__Job__
Copy every line of the rows below character for character, leaving nothing out and changing nothing.

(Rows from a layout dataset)
+++++
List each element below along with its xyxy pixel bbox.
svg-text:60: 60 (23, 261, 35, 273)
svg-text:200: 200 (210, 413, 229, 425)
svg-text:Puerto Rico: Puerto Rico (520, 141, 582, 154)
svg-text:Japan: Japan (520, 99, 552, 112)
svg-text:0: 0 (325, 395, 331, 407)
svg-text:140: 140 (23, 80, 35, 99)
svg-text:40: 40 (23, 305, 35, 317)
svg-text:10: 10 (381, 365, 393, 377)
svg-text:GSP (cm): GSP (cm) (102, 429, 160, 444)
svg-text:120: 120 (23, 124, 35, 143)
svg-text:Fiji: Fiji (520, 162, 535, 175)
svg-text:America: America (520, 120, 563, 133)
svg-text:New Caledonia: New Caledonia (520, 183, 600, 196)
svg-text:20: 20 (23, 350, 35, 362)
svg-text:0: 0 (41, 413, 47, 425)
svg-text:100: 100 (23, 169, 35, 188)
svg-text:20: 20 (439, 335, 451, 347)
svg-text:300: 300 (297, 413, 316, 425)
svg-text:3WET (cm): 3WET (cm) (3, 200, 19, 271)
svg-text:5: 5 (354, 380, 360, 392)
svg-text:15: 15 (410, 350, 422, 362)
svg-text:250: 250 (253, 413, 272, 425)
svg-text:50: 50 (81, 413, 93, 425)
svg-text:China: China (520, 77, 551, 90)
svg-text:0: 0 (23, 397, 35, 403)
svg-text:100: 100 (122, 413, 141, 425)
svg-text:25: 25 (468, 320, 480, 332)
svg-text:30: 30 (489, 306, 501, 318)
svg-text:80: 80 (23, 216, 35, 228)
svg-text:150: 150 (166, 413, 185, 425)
+++++
__Result__
List each element below along with its xyxy pixel bbox.
svg-text:60: 60 (23, 261, 35, 273)
svg-text:200: 200 (210, 413, 229, 425)
svg-text:Puerto Rico: Puerto Rico (520, 141, 582, 154)
svg-text:Japan: Japan (520, 99, 552, 112)
svg-text:0: 0 (325, 395, 331, 407)
svg-text:140: 140 (23, 80, 35, 99)
svg-text:40: 40 (23, 305, 35, 317)
svg-text:10: 10 (381, 365, 393, 377)
svg-text:GSP (cm): GSP (cm) (102, 429, 160, 444)
svg-text:120: 120 (23, 124, 35, 143)
svg-text:Fiji: Fiji (520, 162, 535, 175)
svg-text:America: America (520, 120, 563, 133)
svg-text:New Caledonia: New Caledonia (520, 183, 600, 196)
svg-text:20: 20 (23, 350, 35, 362)
svg-text:0: 0 (41, 413, 47, 425)
svg-text:100: 100 (23, 169, 35, 188)
svg-text:20: 20 (439, 335, 451, 347)
svg-text:300: 300 (297, 413, 316, 425)
svg-text:3WET (cm): 3WET (cm) (3, 200, 19, 271)
svg-text:5: 5 (354, 380, 360, 392)
svg-text:15: 15 (410, 350, 422, 362)
svg-text:250: 250 (253, 413, 272, 425)
svg-text:50: 50 (81, 413, 93, 425)
svg-text:China: China (520, 77, 551, 90)
svg-text:0: 0 (23, 397, 35, 403)
svg-text:100: 100 (122, 413, 141, 425)
svg-text:25: 25 (468, 320, 480, 332)
svg-text:30: 30 (489, 306, 501, 318)
svg-text:80: 80 (23, 216, 35, 228)
svg-text:150: 150 (166, 413, 185, 425)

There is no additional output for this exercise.